(Dataset records)
>> BEGIN

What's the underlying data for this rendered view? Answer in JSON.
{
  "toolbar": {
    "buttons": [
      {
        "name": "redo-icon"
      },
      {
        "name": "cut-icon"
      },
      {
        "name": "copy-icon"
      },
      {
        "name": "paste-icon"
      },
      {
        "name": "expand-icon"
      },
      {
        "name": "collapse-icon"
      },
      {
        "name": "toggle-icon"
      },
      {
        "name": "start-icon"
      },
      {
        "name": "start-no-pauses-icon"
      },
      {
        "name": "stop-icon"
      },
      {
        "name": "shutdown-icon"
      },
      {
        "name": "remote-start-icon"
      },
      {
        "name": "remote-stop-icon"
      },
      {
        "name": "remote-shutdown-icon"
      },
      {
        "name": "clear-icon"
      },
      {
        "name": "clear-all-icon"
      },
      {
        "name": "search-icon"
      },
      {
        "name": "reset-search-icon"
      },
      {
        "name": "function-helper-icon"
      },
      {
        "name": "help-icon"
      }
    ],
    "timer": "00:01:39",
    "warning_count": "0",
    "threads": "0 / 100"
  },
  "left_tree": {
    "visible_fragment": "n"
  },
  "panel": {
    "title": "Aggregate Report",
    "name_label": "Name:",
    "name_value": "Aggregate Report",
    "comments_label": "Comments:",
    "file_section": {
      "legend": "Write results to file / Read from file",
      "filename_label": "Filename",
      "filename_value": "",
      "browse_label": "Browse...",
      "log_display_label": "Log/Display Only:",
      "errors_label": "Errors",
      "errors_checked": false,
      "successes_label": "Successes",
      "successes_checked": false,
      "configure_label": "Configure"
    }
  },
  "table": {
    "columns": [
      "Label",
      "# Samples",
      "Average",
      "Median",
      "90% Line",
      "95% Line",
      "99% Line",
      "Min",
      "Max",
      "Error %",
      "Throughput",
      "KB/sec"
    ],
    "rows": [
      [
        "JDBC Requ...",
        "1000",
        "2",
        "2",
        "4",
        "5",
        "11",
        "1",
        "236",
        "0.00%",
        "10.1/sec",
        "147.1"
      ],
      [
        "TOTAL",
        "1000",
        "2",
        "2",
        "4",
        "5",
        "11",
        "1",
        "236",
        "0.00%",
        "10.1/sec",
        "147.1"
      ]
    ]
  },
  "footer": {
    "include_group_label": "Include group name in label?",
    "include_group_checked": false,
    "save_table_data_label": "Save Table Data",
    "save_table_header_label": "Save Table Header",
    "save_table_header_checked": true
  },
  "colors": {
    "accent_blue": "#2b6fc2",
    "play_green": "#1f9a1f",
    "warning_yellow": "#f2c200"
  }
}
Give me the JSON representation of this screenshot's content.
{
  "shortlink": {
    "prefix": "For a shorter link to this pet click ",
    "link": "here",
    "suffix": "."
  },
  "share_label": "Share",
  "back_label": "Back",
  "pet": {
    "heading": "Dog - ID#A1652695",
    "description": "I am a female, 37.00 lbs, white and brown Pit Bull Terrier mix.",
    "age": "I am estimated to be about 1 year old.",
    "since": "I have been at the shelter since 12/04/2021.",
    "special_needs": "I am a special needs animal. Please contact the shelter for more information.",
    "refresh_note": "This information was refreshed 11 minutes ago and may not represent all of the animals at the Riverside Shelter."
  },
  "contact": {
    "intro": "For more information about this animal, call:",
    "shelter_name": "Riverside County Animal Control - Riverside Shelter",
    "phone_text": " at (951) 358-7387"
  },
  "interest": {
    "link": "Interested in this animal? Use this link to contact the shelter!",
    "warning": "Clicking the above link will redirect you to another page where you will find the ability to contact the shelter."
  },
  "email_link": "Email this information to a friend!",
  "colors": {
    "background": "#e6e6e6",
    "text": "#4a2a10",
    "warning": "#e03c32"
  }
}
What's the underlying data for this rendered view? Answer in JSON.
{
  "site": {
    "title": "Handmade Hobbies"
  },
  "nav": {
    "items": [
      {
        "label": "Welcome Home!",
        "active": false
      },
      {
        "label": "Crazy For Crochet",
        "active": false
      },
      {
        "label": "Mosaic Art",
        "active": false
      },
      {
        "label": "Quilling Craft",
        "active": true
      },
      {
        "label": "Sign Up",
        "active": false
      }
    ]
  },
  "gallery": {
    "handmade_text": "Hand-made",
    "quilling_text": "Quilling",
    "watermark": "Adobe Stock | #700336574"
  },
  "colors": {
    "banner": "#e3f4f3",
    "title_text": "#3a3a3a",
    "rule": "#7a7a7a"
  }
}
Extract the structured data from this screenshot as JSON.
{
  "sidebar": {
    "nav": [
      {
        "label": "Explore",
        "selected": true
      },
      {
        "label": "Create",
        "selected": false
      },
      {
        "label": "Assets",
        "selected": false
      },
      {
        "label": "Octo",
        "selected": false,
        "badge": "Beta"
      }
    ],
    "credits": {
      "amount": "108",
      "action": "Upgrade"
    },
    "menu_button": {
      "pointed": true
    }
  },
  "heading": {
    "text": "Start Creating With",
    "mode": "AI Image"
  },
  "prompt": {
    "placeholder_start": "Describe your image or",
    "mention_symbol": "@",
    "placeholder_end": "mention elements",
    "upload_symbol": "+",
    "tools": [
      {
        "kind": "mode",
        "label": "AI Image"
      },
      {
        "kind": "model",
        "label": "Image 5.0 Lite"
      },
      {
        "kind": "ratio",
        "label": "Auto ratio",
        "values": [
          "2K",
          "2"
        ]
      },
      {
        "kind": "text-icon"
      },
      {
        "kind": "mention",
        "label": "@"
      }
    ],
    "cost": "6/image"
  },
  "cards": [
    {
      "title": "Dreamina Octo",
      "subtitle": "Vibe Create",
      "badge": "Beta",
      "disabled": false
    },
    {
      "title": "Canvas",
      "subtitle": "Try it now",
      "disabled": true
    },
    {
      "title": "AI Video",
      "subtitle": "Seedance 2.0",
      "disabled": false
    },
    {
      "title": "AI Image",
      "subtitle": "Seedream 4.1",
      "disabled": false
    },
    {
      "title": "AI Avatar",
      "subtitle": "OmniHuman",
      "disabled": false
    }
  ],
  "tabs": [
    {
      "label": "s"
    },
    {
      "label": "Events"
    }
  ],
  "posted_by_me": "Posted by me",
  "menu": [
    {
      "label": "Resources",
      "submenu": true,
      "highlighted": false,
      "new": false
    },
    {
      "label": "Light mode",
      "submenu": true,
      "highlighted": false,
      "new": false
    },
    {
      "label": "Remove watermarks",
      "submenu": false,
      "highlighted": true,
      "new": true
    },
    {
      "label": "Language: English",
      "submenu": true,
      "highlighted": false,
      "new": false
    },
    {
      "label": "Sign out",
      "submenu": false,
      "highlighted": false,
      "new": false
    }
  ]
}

>> END

=== WRITTEN PROBLEM ===
Gather every line from the listing above in which the word "shutdown" appears.

=== RESPONSE FOR THIS EXERCISE ===
        "name": "shutdown-icon"
        "name": "remote-shutdown-icon"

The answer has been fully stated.